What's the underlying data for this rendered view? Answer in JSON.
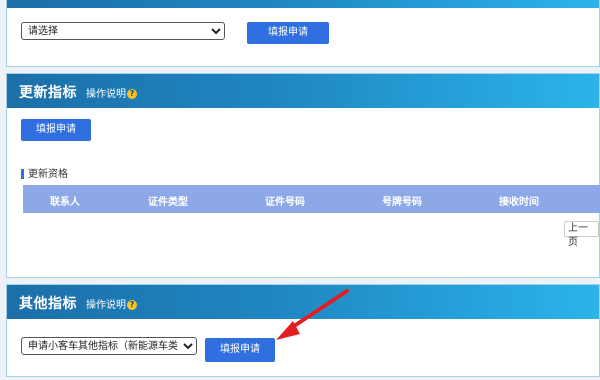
{
  "top_panel": {
    "select_value": "请选择",
    "apply_button": "填报申请"
  },
  "update_panel": {
    "title": "更新指标",
    "help_label": "操作说明",
    "help_icon": "question-icon",
    "apply_button": "填报申请",
    "section_label": "更新资格",
    "columns": [
      "联系人",
      "证件类型",
      "证件号码",
      "号牌号码",
      "接收时间"
    ],
    "pager_prev": "上一页"
  },
  "other_panel": {
    "title": "其他指标",
    "help_label": "操作说明",
    "select_value": "申请小客车其他指标（新能源车类）",
    "apply_button": "填报申请"
  },
  "colors": {
    "header_start": "#1c6fa8",
    "header_end": "#2bb4e8",
    "button": "#2f6fe0",
    "table_header": "#8da8e7",
    "arrow": "#e02020"
  }
}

§ §

» Task statement: Quote all the lines above exactly as given. Do not include the pictures.

» Solution for this task:
What's the underlying data for this rendered view? Answer in JSON.
{
  "top_panel": {
    "select_value": "请选择",
    "apply_button": "填报申请"
  },
  "update_panel": {
    "title": "更新指标",
    "help_label": "操作说明",
    "help_icon": "question-icon",
    "apply_button": "填报申请",
    "section_label": "更新资格",
    "columns": [
      "联系人",
      "证件类型",
      "证件号码",
      "号牌号码",
      "接收时间"
    ],
    "pager_prev": "上一页"
  },
  "other_panel": {
    "title": "其他指标",
    "help_label": "操作说明",
    "select_value": "申请小客车其他指标（新能源车类）",
    "apply_button": "填报申请"
  },
  "colors": {
    "header_start": "#1c6fa8",
    "header_end": "#2bb4e8",
    "button": "#2f6fe0",
    "table_header": "#8da8e7",
    "arrow": "#e02020"
  }
}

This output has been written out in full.